● What the task asks: From the records below, pull each line that has "JSON".
— START Data extract —
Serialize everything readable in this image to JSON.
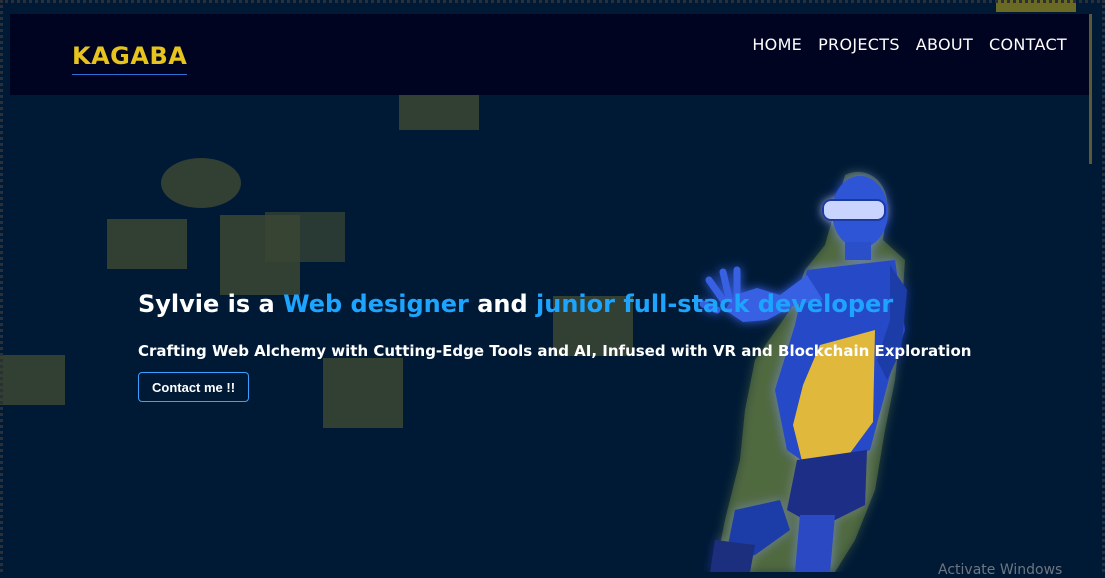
{
  "header": {
    "logo": "KAGABA",
    "nav": [
      {
        "label": "HOME"
      },
      {
        "label": "PROJECTS"
      },
      {
        "label": "ABOUT"
      },
      {
        "label": "CONTACT"
      }
    ]
  },
  "hero": {
    "title_prefix": "Sylvie is a ",
    "title_role1": "Web designer",
    "title_and": " and ",
    "title_role2": "junior full-stack developer",
    "subtitle": "Crafting Web Alchemy with Cutting-Edge Tools and AI, Infused with VR and Blockchain Exploration",
    "cta_label": "Contact me !!"
  },
  "overlay": {
    "activate_windows": "Activate Windows"
  },
  "colors": {
    "background": "#001a36",
    "header_bg": "#010420",
    "logo": "#e7c31d",
    "accent": "#1da4ff",
    "shapes": "#3b4733"
  }
}
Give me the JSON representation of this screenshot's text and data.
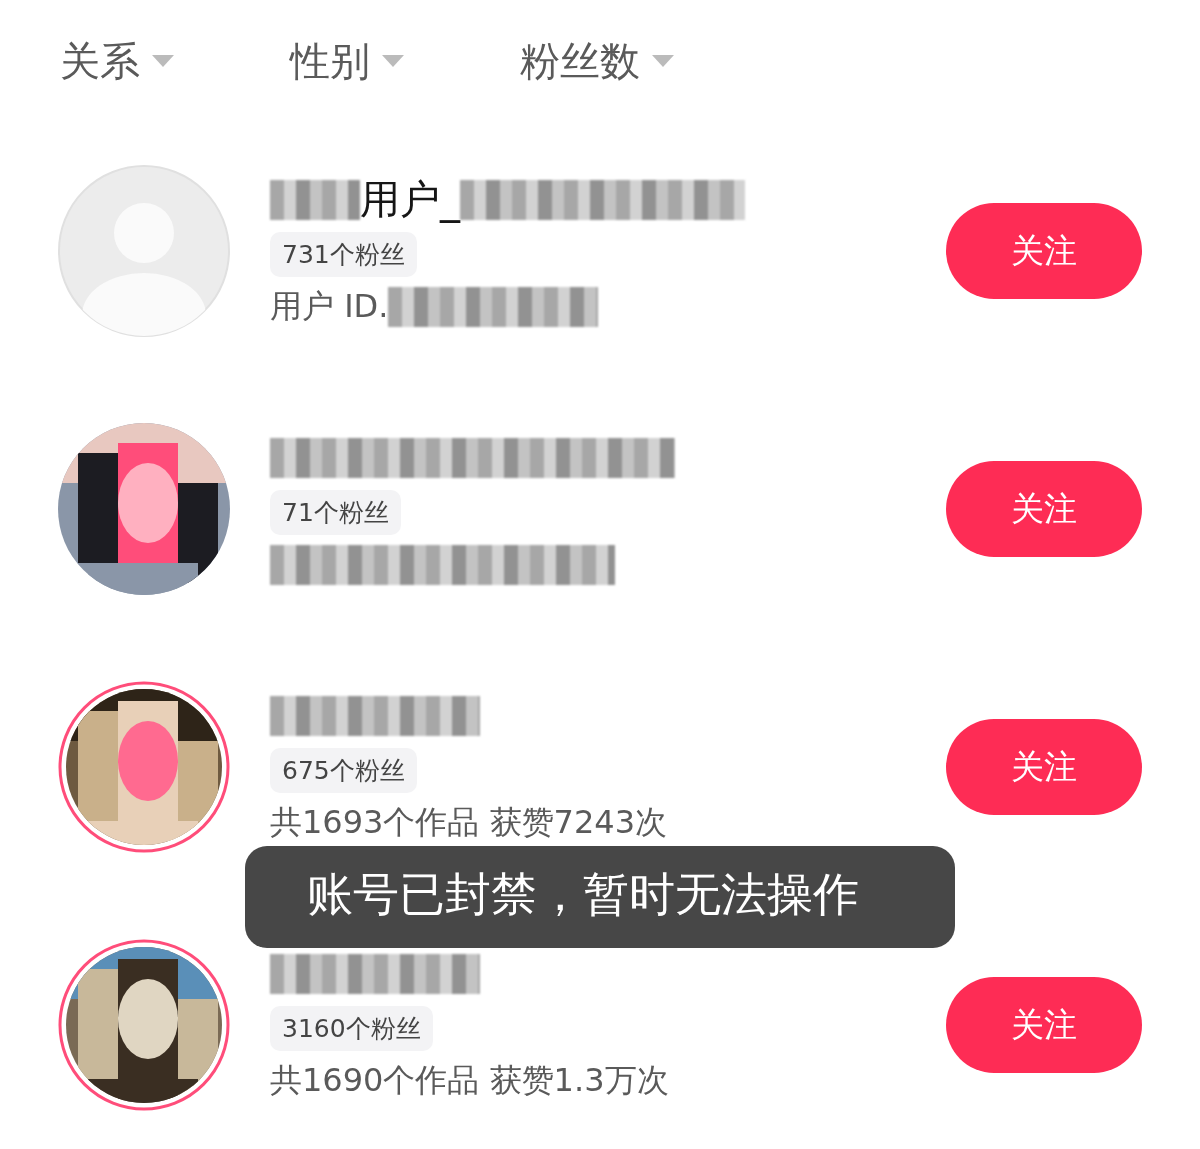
— END Data extract —
● Exercise output:
Serialize everything readable in this image to JSON.
Give me the JSON representation of this screenshot's text and data.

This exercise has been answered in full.